==== BAHAN LATIHAN ====

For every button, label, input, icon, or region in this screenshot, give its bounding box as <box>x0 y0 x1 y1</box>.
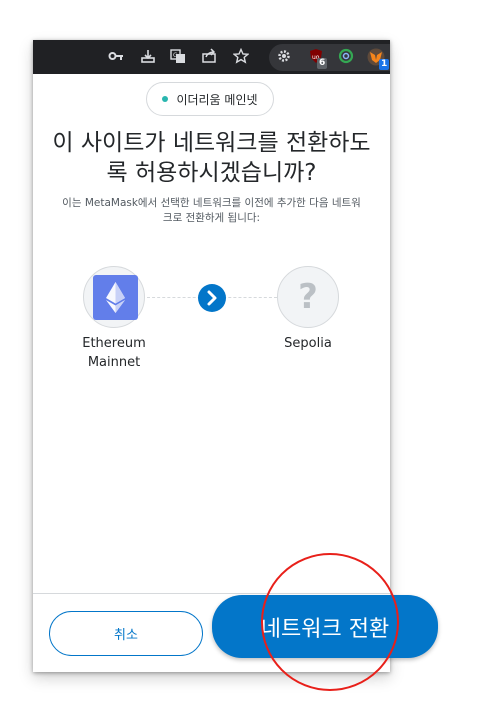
page-title: 이 사이트가 네트워크를 전환하도 록 허용하시겠습니까? <box>33 128 390 188</box>
browser-toolbar: G uo 6 1 <box>33 40 390 74</box>
network-indicator-label: 이더리움 메인넷 <box>176 92 258 107</box>
from-network-name-line2: Mainnet <box>87 355 141 370</box>
to-network-name: Sepolia <box>284 336 332 351</box>
share-icon[interactable] <box>200 48 218 66</box>
svg-text:G: G <box>173 52 178 59</box>
question-icon: ? <box>298 277 318 317</box>
page-title-line2: 록 허용하시겠습니까? <box>106 160 317 186</box>
gear-extension-icon[interactable] <box>275 48 293 66</box>
chevron-right-icon <box>198 284 226 312</box>
from-network-name: Ethereum Mainnet <box>69 334 159 372</box>
ublock-icon[interactable]: uo 6 <box>307 48 328 69</box>
ring-extension-icon[interactable] <box>337 48 355 66</box>
metamask-popup-window: G uo 6 1 이더리움 메인넷 이 사이트가 네트워크를 전환하도 록 허용… <box>33 40 390 672</box>
switch-network-button[interactable]: 네트워크 전환 <box>212 595 438 658</box>
description-line1: 이는 MetaMask에서 선택한 네트워크를 이전에 추가한 다음 네트워 <box>62 197 361 209</box>
cancel-button[interactable]: 취소 <box>49 611 203 656</box>
page-title-line1: 이 사이트가 네트워크를 전환하도 <box>52 130 371 156</box>
ublock-badge: 6 <box>317 58 328 69</box>
footer-divider <box>33 593 390 594</box>
star-icon[interactable] <box>232 47 250 66</box>
ethereum-icon <box>93 275 138 320</box>
to-network-circle: ? <box>277 266 339 328</box>
metamask-badge: 1 <box>379 59 390 70</box>
from-network-circle <box>83 266 145 328</box>
description: 이는 MetaMask에서 선택한 네트워크를 이전에 추가한 다음 네트워 크… <box>33 196 390 226</box>
network-indicator[interactable]: 이더리움 메인넷 <box>146 82 274 116</box>
metamask-fox-icon[interactable]: 1 <box>367 48 390 70</box>
extensions-group: uo 6 1 <box>269 44 390 71</box>
description-line2: 크로 전환하게 됩니다: <box>162 212 261 224</box>
install-icon[interactable] <box>139 48 157 66</box>
from-network-name-line1: Ethereum <box>82 336 146 351</box>
key-icon[interactable] <box>107 48 125 66</box>
translate-icon[interactable]: G <box>169 48 187 66</box>
network-status-dot <box>162 96 169 102</box>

====

Ambil seluruh baris dari entri di atas, lalu tulis ulang tanpa mengubah satu karakter pun. Gambar tidak perlu dimasukkan ke dalam jawaban.

For every button, label, input, icon, or region in this screenshot, give its bounding box as <box>x0 y0 x1 y1</box>.
page-title: 이 사이트가 네트워크를 전환하도 록 허용하시겠습니까? <box>33 128 390 188</box>
browser-toolbar: G uo 6 1 <box>33 40 390 74</box>
network-indicator-label: 이더리움 메인넷 <box>176 92 258 107</box>
from-network-name-line2: Mainnet <box>87 355 141 370</box>
to-network-name: Sepolia <box>284 336 332 351</box>
share-icon[interactable] <box>200 48 218 66</box>
svg-text:G: G <box>173 52 178 59</box>
question-icon: ? <box>298 277 318 317</box>
page-title-line2: 록 허용하시겠습니까? <box>106 160 317 186</box>
gear-extension-icon[interactable] <box>275 48 293 66</box>
chevron-right-icon <box>198 284 226 312</box>
from-network-name: Ethereum Mainnet <box>69 334 159 372</box>
ublock-icon[interactable]: uo 6 <box>307 48 328 69</box>
ring-extension-icon[interactable] <box>337 48 355 66</box>
metamask-popup-window: G uo 6 1 이더리움 메인넷 이 사이트가 네트워크를 전환하도 록 허용… <box>33 40 390 672</box>
switch-network-button[interactable]: 네트워크 전환 <box>212 595 438 658</box>
description-line1: 이는 MetaMask에서 선택한 네트워크를 이전에 추가한 다음 네트워 <box>62 197 361 209</box>
cancel-button[interactable]: 취소 <box>49 611 203 656</box>
page-title-line1: 이 사이트가 네트워크를 전환하도 <box>52 130 371 156</box>
ublock-badge: 6 <box>317 58 328 69</box>
footer-divider <box>33 593 390 594</box>
star-icon[interactable] <box>232 47 250 66</box>
ethereum-icon <box>93 275 138 320</box>
to-network-circle: ? <box>277 266 339 328</box>
metamask-badge: 1 <box>379 59 390 70</box>
from-network-circle <box>83 266 145 328</box>
description: 이는 MetaMask에서 선택한 네트워크를 이전에 추가한 다음 네트워 크… <box>33 196 390 226</box>
network-indicator[interactable]: 이더리움 메인넷 <box>146 82 274 116</box>
metamask-fox-icon[interactable]: 1 <box>367 48 390 70</box>
extensions-group: uo 6 1 <box>269 44 390 71</box>
description-line2: 크로 전환하게 됩니다: <box>162 212 261 224</box>
install-icon[interactable] <box>139 48 157 66</box>
from-network-name-line1: Ethereum <box>82 336 146 351</box>
key-icon[interactable] <box>107 48 125 66</box>
translate-icon[interactable]: G <box>169 48 187 66</box>
network-status-dot <box>162 96 169 102</box>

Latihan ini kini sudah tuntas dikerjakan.